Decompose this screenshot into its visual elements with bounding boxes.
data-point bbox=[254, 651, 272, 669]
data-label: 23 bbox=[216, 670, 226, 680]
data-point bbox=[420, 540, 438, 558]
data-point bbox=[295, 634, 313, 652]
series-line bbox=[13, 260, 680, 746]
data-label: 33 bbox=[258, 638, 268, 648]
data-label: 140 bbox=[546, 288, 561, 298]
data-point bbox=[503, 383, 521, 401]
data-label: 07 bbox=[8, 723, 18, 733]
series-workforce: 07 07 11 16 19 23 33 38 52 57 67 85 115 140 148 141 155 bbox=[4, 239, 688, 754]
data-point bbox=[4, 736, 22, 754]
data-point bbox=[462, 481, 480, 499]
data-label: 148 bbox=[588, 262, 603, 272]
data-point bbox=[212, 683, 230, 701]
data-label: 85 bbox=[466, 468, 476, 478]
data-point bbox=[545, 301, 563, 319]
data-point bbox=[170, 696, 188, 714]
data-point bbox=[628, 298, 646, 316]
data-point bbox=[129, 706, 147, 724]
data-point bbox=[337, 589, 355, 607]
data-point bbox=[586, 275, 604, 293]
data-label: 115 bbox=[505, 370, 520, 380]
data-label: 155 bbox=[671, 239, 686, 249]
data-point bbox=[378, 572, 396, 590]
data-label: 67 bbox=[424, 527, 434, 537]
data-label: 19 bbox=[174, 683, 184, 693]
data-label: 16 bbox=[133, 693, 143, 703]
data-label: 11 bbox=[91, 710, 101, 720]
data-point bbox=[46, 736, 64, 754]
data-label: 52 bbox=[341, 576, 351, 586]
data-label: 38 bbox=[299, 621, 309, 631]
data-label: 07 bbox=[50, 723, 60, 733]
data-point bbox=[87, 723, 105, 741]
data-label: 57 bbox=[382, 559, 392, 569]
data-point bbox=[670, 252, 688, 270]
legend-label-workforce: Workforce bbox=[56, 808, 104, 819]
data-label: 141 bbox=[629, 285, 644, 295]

○ ○ ○ ○ ○

§ Goal
Rewrite the material from its first line to the line with "data-label: 07 bbox=[50, 723, 60, 733]", putting "point-marker" wherever "data-point" appears and keeping everything else the same.

§ Answer to this problem
Decompose this screenshot into its visual elements with bounding boxes.
point-marker bbox=[254, 651, 272, 669]
data-label: 23 bbox=[216, 670, 226, 680]
point-marker bbox=[420, 540, 438, 558]
point-marker bbox=[295, 634, 313, 652]
series-line bbox=[13, 260, 680, 746]
data-label: 33 bbox=[258, 638, 268, 648]
data-label: 140 bbox=[546, 288, 561, 298]
point-marker bbox=[503, 383, 521, 401]
data-label: 07 bbox=[8, 723, 18, 733]
series-workforce: 07 07 11 16 19 23 33 38 52 57 67 85 115 140 148 141 155 bbox=[4, 239, 688, 754]
point-marker bbox=[4, 736, 22, 754]
point-marker bbox=[462, 481, 480, 499]
data-label: 148 bbox=[588, 262, 603, 272]
point-marker bbox=[212, 683, 230, 701]
data-label: 85 bbox=[466, 468, 476, 478]
point-marker bbox=[545, 301, 563, 319]
point-marker bbox=[170, 696, 188, 714]
point-marker bbox=[628, 298, 646, 316]
point-marker bbox=[129, 706, 147, 724]
point-marker bbox=[337, 589, 355, 607]
point-marker bbox=[586, 275, 604, 293]
data-label: 115 bbox=[505, 370, 520, 380]
data-label: 155 bbox=[671, 239, 686, 249]
point-marker bbox=[378, 572, 396, 590]
data-label: 67 bbox=[424, 527, 434, 537]
data-label: 19 bbox=[174, 683, 184, 693]
data-label: 16 bbox=[133, 693, 143, 703]
data-label: 11 bbox=[91, 710, 101, 720]
point-marker bbox=[46, 736, 64, 754]
data-label: 52 bbox=[341, 576, 351, 586]
data-label: 38 bbox=[299, 621, 309, 631]
data-label: 07 bbox=[50, 723, 60, 733]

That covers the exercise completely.